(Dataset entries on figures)
····················
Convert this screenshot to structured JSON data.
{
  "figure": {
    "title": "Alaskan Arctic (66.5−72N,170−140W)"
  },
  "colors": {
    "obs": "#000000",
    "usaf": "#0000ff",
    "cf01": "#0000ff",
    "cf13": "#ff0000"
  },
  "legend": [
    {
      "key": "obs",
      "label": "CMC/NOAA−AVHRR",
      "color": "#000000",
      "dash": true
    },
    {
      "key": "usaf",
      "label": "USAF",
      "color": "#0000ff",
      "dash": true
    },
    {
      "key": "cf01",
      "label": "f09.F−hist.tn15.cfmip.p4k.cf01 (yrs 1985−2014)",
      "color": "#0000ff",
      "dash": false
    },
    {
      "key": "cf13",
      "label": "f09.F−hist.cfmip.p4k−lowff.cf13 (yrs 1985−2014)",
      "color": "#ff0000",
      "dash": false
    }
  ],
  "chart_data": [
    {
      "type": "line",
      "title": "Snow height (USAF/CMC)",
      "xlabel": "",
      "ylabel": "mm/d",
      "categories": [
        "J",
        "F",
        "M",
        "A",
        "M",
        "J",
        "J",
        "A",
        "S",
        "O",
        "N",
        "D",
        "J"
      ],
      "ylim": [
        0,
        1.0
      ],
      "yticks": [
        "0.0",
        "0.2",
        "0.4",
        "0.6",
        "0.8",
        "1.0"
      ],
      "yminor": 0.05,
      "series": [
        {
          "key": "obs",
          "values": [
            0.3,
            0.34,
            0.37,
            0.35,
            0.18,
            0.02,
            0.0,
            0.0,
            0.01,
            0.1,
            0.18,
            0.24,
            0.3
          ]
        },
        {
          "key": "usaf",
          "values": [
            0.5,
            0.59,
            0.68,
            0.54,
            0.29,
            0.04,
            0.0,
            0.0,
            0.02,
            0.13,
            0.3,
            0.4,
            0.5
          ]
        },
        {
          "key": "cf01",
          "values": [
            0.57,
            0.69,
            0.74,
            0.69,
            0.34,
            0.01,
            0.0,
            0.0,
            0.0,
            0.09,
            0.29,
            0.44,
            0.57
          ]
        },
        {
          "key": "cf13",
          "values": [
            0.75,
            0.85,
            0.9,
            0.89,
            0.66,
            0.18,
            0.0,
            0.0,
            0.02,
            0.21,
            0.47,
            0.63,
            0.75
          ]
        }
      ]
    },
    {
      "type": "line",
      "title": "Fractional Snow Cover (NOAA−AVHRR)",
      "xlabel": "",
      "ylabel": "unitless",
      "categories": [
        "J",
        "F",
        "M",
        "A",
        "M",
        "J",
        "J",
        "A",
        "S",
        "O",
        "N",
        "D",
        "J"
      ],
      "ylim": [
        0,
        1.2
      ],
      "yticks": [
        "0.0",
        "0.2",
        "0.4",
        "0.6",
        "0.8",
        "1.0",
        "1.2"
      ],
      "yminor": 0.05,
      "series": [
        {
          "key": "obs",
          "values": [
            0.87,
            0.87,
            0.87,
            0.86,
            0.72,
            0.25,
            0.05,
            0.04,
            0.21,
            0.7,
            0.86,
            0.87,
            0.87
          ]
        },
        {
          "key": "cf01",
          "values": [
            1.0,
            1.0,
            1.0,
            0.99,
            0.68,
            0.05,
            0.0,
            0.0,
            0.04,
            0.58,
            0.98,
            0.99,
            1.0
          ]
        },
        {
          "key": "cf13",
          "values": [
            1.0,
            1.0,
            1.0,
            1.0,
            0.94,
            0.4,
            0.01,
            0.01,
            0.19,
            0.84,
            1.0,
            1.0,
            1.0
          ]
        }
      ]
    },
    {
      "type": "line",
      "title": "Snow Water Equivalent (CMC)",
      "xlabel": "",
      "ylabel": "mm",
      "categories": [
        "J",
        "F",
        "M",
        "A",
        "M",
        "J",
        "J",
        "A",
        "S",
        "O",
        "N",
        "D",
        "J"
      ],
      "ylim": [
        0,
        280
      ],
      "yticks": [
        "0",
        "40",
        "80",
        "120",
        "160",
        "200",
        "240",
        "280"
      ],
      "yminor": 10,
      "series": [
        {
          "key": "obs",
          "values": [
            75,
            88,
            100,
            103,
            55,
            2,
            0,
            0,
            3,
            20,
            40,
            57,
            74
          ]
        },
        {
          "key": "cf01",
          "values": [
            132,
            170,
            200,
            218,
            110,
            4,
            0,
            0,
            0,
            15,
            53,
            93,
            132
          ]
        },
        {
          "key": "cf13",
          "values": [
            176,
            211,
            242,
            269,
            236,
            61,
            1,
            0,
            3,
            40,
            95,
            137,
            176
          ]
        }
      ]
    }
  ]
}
····················
▸ **Directions**: Output the entries verbatim.

▸ **Output of the exercise**:
Convert this screenshot to structured JSON data.
{
  "figure": {
    "title": "Alaskan Arctic (66.5−72N,170−140W)"
  },
  "colors": {
    "obs": "#000000",
    "usaf": "#0000ff",
    "cf01": "#0000ff",
    "cf13": "#ff0000"
  },
  "legend": [
    {
      "key": "obs",
      "label": "CMC/NOAA−AVHRR",
      "color": "#000000",
      "dash": true
    },
    {
      "key": "usaf",
      "label": "USAF",
      "color": "#0000ff",
      "dash": true
    },
    {
      "key": "cf01",
      "label": "f09.F−hist.tn15.cfmip.p4k.cf01 (yrs 1985−2014)",
      "color": "#0000ff",
      "dash": false
    },
    {
      "key": "cf13",
      "label": "f09.F−hist.cfmip.p4k−lowff.cf13 (yrs 1985−2014)",
      "color": "#ff0000",
      "dash": false
    }
  ],
  "chart_data": [
    {
      "type": "line",
      "title": "Snow height (USAF/CMC)",
      "xlabel": "",
      "ylabel": "mm/d",
      "categories": [
        "J",
        "F",
        "M",
        "A",
        "M",
        "J",
        "J",
        "A",
        "S",
        "O",
        "N",
        "D",
        "J"
      ],
      "ylim": [
        0,
        1.0
      ],
      "yticks": [
        "0.0",
        "0.2",
        "0.4",
        "0.6",
        "0.8",
        "1.0"
      ],
      "yminor": 0.05,
      "series": [
        {
          "key": "obs",
          "values": [
            0.3,
            0.34,
            0.37,
            0.35,
            0.18,
            0.02,
            0.0,
            0.0,
            0.01,
            0.1,
            0.18,
            0.24,
            0.3
          ]
        },
        {
          "key": "usaf",
          "values": [
            0.5,
            0.59,
            0.68,
            0.54,
            0.29,
            0.04,
            0.0,
            0.0,
            0.02,
            0.13,
            0.3,
            0.4,
            0.5
          ]
        },
        {
          "key": "cf01",
          "values": [
            0.57,
            0.69,
            0.74,
            0.69,
            0.34,
            0.01,
            0.0,
            0.0,
            0.0,
            0.09,
            0.29,
            0.44,
            0.57
          ]
        },
        {
          "key": "cf13",
          "values": [
            0.75,
            0.85,
            0.9,
            0.89,
            0.66,
            0.18,
            0.0,
            0.0,
            0.02,
            0.21,
            0.47,
            0.63,
            0.75
          ]
        }
      ]
    },
    {
      "type": "line",
      "title": "Fractional Snow Cover (NOAA−AVHRR)",
      "xlabel": "",
      "ylabel": "unitless",
      "categories": [
        "J",
        "F",
        "M",
        "A",
        "M",
        "J",
        "J",
        "A",
        "S",
        "O",
        "N",
        "D",
        "J"
      ],
      "ylim": [
        0,
        1.2
      ],
      "yticks": [
        "0.0",
        "0.2",
        "0.4",
        "0.6",
        "0.8",
        "1.0",
        "1.2"
      ],
      "yminor": 0.05,
      "series": [
        {
          "key": "obs",
          "values": [
            0.87,
            0.87,
            0.87,
            0.86,
            0.72,
            0.25,
            0.05,
            0.04,
            0.21,
            0.7,
            0.86,
            0.87,
            0.87
          ]
        },
        {
          "key": "cf01",
          "values": [
            1.0,
            1.0,
            1.0,
            0.99,
            0.68,
            0.05,
            0.0,
            0.0,
            0.04,
            0.58,
            0.98,
            0.99,
            1.0
          ]
        },
        {
          "key": "cf13",
          "values": [
            1.0,
            1.0,
            1.0,
            1.0,
            0.94,
            0.4,
            0.01,
            0.01,
            0.19,
            0.84,
            1.0,
            1.0,
            1.0
          ]
        }
      ]
    },
    {
      "type": "line",
      "title": "Snow Water Equivalent (CMC)",
      "xlabel": "",
      "ylabel": "mm",
      "categories": [
        "J",
        "F",
        "M",
        "A",
        "M",
        "J",
        "J",
        "A",
        "S",
        "O",
        "N",
        "D",
        "J"
      ],
      "ylim": [
        0,
        280
      ],
      "yticks": [
        "0",
        "40",
        "80",
        "120",
        "160",
        "200",
        "240",
        "280"
      ],
      "yminor": 10,
      "series": [
        {
          "key": "obs",
          "values": [
            75,
            88,
            100,
            103,
            55,
            2,
            0,
            0,
            3,
            20,
            40,
            57,
            74
          ]
        },
        {
          "key": "cf01",
          "values": [
            132,
            170,
            200,
            218,
            110,
            4,
            0,
            0,
            0,
            15,
            53,
            93,
            132
          ]
        },
        {
          "key": "cf13",
          "values": [
            176,
            211,
            242,
            269,
            236,
            61,
            1,
            0,
            3,
            40,
            95,
            137,
            176
          ]
        }
      ]
    }
  ]
}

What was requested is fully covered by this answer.